---- ENTRIES SHOWN
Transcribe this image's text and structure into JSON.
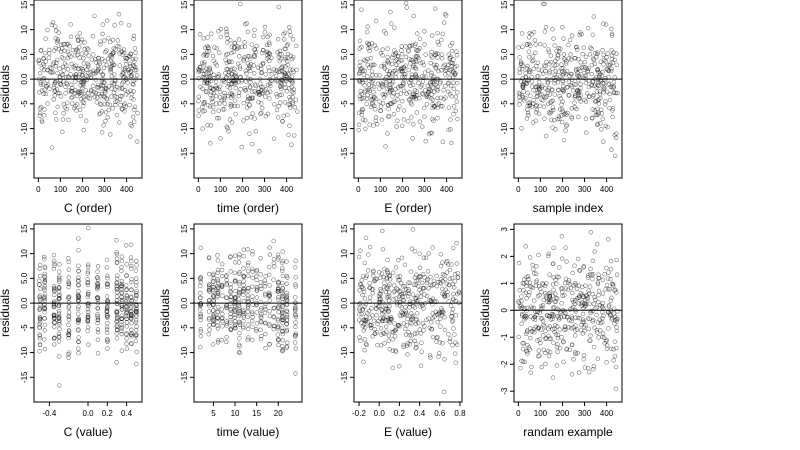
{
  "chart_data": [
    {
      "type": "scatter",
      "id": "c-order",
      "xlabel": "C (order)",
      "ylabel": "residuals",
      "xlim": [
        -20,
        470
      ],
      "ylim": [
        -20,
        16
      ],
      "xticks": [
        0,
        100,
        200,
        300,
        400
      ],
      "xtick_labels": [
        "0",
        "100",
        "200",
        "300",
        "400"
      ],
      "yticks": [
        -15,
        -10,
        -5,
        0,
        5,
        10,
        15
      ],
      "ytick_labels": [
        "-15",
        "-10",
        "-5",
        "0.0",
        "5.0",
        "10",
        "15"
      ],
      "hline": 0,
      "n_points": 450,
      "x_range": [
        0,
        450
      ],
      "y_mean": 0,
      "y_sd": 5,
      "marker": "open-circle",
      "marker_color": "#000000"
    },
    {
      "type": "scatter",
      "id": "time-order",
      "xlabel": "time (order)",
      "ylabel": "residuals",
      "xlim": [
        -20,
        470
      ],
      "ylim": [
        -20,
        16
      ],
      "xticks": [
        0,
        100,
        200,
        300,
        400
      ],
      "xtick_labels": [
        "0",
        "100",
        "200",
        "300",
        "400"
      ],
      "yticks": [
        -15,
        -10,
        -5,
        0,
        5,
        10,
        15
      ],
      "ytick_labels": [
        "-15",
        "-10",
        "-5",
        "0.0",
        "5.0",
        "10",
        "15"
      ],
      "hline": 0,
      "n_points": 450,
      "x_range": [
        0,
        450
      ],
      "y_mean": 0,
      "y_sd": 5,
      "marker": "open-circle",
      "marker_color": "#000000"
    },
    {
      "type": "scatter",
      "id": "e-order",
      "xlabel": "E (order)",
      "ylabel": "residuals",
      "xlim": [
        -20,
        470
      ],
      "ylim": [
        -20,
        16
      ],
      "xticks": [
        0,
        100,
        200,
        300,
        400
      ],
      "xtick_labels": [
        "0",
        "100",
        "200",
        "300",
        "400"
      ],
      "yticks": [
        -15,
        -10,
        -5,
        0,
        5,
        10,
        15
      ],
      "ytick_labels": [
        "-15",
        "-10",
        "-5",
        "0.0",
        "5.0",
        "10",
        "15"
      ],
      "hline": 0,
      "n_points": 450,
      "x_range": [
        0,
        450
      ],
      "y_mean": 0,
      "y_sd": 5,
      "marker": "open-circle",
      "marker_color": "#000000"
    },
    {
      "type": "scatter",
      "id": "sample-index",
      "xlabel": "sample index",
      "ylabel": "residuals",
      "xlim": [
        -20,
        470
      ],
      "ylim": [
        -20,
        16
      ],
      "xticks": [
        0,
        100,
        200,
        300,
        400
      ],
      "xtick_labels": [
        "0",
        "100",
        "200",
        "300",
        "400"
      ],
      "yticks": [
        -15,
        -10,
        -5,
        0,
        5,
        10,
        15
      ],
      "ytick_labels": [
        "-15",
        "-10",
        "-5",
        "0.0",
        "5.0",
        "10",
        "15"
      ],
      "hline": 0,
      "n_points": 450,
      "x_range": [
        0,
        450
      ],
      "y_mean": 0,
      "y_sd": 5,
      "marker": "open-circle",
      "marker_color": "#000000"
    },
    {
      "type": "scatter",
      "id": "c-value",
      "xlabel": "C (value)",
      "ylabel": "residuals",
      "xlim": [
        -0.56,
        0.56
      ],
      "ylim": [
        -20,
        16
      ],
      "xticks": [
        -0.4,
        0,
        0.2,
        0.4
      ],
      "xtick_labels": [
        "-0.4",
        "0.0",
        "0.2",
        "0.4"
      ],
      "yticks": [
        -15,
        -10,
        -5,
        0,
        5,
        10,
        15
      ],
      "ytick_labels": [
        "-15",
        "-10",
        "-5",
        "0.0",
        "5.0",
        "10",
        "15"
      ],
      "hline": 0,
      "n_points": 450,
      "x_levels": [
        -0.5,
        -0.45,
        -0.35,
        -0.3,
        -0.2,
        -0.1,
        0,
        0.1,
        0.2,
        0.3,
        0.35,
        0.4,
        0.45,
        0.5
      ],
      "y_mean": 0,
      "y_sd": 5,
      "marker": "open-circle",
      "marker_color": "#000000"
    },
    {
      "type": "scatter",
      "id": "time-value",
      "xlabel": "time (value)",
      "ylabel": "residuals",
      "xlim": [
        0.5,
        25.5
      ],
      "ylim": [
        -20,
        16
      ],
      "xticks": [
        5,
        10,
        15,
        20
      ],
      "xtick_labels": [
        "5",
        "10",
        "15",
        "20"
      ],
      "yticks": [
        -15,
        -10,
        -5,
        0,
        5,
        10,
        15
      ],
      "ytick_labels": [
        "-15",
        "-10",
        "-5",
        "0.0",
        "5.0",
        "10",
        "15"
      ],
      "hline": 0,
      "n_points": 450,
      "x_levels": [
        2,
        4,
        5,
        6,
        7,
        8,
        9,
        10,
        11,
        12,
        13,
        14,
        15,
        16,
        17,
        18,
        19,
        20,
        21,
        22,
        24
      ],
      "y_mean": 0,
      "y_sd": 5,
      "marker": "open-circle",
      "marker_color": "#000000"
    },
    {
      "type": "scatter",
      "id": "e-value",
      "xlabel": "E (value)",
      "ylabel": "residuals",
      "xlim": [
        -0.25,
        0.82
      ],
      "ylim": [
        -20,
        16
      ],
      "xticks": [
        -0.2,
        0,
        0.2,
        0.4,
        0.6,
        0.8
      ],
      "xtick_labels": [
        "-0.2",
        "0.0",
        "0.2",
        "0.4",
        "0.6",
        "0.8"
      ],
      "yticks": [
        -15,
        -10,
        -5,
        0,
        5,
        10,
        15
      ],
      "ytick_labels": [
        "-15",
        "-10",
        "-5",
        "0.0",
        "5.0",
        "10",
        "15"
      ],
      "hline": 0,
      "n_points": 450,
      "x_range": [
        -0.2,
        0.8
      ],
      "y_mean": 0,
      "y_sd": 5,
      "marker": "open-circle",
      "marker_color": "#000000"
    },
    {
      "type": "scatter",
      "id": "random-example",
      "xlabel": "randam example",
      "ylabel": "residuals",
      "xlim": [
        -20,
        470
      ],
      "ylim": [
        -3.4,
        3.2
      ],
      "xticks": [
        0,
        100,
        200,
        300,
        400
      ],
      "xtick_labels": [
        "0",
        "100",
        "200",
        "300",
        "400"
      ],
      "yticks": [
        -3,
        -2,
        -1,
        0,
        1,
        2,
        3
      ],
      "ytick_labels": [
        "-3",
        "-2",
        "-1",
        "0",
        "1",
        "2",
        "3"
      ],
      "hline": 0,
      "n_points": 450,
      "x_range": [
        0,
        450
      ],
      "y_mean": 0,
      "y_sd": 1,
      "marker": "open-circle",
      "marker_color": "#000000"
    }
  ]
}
--------
---- ENTRIES SHOWN
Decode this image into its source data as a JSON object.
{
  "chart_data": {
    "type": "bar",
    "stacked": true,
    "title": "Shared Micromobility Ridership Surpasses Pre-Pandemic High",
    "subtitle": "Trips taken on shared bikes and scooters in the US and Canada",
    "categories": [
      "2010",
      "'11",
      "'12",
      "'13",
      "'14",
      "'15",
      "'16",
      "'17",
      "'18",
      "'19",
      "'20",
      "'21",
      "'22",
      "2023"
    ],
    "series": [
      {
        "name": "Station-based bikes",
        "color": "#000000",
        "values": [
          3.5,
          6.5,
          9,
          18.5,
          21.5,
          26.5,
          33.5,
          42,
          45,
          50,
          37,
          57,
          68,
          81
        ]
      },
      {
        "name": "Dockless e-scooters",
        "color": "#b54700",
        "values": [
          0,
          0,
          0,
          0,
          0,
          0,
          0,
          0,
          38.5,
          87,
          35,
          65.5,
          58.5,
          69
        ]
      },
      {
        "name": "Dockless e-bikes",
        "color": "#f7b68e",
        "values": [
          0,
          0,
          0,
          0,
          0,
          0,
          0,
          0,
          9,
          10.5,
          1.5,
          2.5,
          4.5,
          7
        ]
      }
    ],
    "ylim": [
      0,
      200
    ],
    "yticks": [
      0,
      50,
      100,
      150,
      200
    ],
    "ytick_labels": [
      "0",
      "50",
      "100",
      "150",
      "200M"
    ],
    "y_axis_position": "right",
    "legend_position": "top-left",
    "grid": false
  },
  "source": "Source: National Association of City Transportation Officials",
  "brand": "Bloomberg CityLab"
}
--------
TASK DESCRIPTION: Find each line with the string "scooters" and copy it out.

OUTPUT FOR THIS TASK:
    "subtitle": "Trips taken on shared bikes and scooters in the US and Canada",
        "name": "Dockless e-scooters",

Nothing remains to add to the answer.